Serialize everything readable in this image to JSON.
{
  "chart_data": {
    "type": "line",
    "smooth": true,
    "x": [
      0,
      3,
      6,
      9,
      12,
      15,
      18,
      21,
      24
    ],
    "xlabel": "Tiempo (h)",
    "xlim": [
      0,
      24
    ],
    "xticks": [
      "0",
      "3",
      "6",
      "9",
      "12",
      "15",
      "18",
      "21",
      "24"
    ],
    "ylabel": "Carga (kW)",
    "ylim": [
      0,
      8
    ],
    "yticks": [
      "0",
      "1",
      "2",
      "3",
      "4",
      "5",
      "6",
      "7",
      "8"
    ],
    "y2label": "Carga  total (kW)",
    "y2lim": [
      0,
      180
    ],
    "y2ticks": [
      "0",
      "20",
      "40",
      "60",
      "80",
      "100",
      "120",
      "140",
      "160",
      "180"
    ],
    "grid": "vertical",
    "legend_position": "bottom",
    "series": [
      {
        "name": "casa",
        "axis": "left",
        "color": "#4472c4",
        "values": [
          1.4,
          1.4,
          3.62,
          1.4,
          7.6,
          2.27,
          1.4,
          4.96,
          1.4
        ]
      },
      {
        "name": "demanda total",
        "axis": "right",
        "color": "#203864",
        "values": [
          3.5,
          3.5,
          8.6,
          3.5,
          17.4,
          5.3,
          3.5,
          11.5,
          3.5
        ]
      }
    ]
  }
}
....
_THE EXERCISE_
Every line above should be retyped exactly as given.

_TASK RESULT_
Serialize everything readable in this image to JSON.
{
  "chart_data": {
    "type": "line",
    "smooth": true,
    "x": [
      0,
      3,
      6,
      9,
      12,
      15,
      18,
      21,
      24
    ],
    "xlabel": "Tiempo (h)",
    "xlim": [
      0,
      24
    ],
    "xticks": [
      "0",
      "3",
      "6",
      "9",
      "12",
      "15",
      "18",
      "21",
      "24"
    ],
    "ylabel": "Carga (kW)",
    "ylim": [
      0,
      8
    ],
    "yticks": [
      "0",
      "1",
      "2",
      "3",
      "4",
      "5",
      "6",
      "7",
      "8"
    ],
    "y2label": "Carga  total (kW)",
    "y2lim": [
      0,
      180
    ],
    "y2ticks": [
      "0",
      "20",
      "40",
      "60",
      "80",
      "100",
      "120",
      "140",
      "160",
      "180"
    ],
    "grid": "vertical",
    "legend_position": "bottom",
    "series": [
      {
        "name": "casa",
        "axis": "left",
        "color": "#4472c4",
        "values": [
          1.4,
          1.4,
          3.62,
          1.4,
          7.6,
          2.27,
          1.4,
          4.96,
          1.4
        ]
      },
      {
        "name": "demanda total",
        "axis": "right",
        "color": "#203864",
        "values": [
          3.5,
          3.5,
          8.6,
          3.5,
          17.4,
          5.3,
          3.5,
          11.5,
          3.5
        ]
      }
    ]
  }
}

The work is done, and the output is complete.